Copy out all lines carrying the word "text".

[Saved entries]

--- begin ---

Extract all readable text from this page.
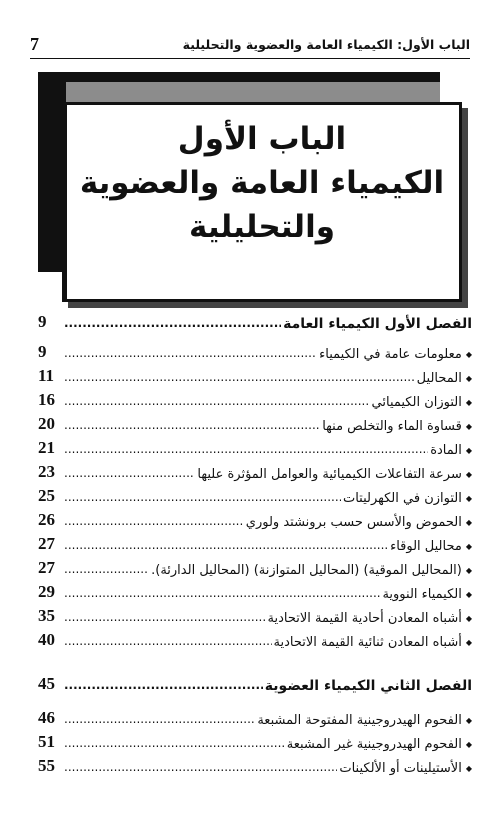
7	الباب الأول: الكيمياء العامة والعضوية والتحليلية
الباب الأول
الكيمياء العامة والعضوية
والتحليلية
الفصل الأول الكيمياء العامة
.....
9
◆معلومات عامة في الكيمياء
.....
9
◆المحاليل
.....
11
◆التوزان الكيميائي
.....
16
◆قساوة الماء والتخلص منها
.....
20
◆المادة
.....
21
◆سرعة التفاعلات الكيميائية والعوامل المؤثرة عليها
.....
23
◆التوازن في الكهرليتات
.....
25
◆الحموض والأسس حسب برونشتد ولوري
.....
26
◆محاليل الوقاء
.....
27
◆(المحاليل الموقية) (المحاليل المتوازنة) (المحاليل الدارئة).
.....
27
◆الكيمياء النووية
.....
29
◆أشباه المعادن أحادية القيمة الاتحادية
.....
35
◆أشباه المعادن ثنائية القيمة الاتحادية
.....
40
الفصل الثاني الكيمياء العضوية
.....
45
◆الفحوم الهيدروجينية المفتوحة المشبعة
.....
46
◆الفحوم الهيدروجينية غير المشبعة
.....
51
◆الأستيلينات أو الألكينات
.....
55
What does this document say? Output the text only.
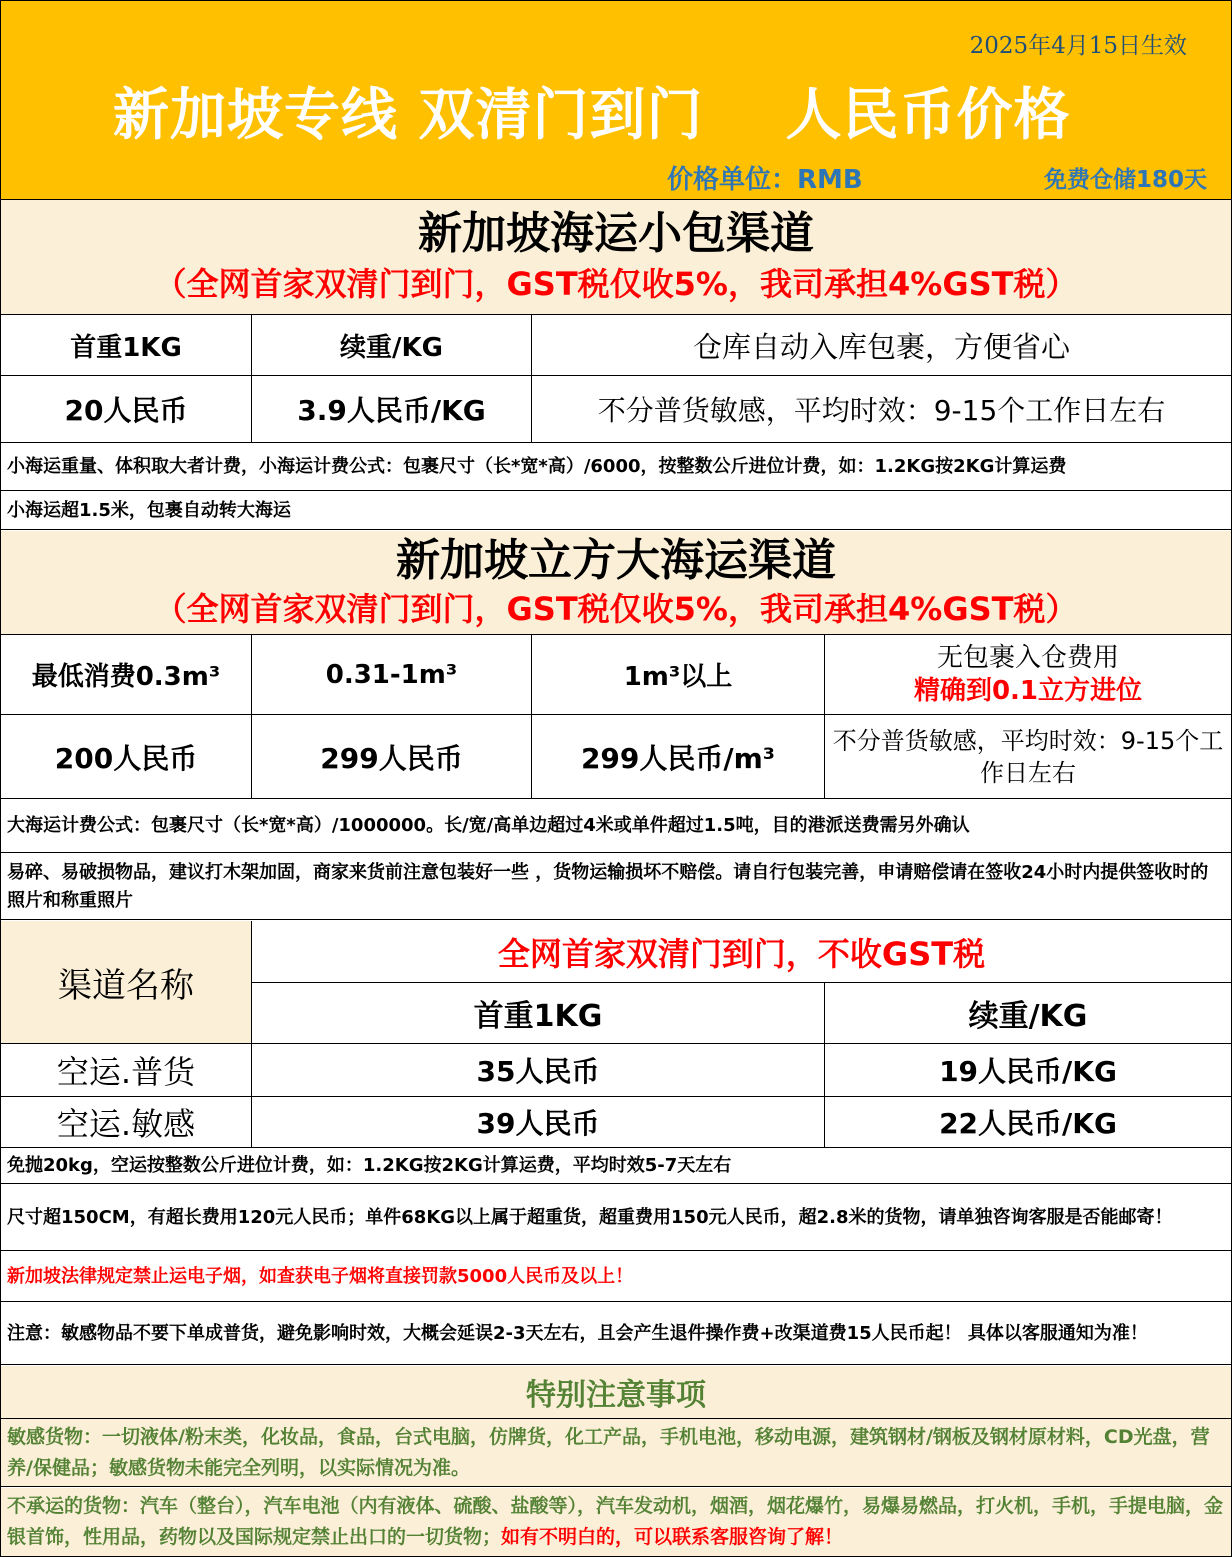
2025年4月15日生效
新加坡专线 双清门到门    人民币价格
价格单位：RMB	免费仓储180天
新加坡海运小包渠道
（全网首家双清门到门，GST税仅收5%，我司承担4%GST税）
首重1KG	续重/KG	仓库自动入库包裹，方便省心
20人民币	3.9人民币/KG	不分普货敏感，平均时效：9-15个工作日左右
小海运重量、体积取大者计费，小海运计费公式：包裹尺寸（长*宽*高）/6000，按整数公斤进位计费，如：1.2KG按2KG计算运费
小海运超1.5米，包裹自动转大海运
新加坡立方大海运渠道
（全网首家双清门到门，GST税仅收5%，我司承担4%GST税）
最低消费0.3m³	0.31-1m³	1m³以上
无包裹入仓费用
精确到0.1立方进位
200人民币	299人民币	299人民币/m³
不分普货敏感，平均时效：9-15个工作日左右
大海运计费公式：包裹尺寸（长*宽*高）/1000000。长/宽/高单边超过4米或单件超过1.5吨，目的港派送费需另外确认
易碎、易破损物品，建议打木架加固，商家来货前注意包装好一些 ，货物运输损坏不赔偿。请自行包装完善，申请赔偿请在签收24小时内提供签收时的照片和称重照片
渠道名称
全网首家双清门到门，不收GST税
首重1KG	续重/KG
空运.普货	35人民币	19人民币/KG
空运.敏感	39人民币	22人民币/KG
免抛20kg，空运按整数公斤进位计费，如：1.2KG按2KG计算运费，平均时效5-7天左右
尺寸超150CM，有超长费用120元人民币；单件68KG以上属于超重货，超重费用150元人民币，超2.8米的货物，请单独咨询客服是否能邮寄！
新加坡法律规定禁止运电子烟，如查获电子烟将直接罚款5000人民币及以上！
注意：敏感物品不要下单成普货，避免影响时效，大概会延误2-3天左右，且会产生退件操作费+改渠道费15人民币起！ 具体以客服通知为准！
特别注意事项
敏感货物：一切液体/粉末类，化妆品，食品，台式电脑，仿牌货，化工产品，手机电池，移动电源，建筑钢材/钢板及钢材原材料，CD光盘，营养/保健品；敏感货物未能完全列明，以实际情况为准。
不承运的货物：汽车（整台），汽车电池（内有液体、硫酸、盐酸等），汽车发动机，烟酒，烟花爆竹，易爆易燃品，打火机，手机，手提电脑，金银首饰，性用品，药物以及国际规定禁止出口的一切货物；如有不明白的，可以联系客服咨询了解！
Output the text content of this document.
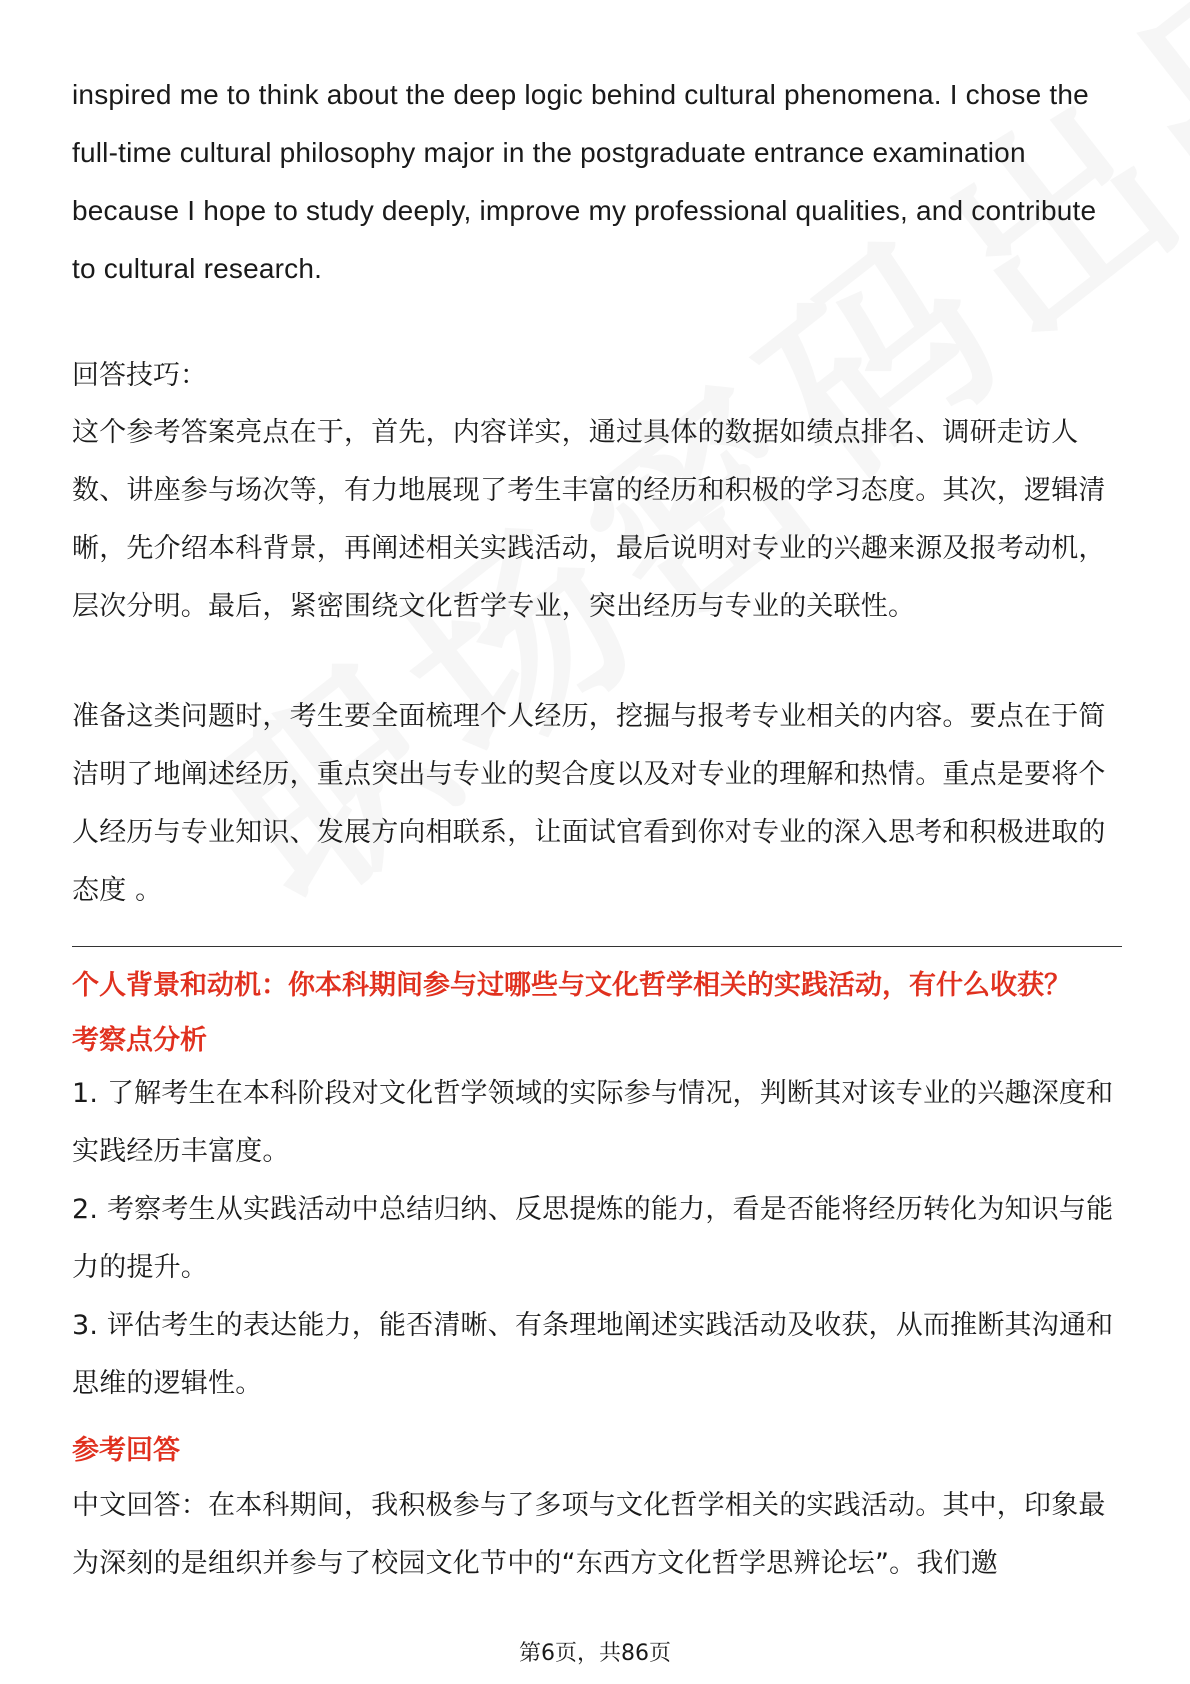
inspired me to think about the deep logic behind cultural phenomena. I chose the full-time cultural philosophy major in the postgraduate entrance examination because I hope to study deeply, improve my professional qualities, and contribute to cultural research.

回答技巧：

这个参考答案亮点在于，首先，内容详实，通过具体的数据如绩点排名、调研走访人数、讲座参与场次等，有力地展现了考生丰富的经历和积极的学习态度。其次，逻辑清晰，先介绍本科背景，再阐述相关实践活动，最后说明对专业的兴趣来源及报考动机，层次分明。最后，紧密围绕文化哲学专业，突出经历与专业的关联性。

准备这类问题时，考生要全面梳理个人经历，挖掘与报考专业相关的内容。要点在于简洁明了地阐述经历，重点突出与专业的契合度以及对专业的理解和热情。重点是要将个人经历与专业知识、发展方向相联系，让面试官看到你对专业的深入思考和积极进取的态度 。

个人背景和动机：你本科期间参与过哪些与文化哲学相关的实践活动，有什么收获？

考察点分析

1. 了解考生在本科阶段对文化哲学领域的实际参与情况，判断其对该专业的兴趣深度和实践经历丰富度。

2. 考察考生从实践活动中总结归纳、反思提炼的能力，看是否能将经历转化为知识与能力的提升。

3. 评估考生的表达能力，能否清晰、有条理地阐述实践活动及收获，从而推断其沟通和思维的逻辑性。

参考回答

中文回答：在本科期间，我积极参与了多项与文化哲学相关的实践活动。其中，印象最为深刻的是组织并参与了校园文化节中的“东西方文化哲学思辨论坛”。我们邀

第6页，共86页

--- end ---

## Answer for the task
Extract all readable text from this page.
What does this document say? Output the text only.
Output the text content of this document.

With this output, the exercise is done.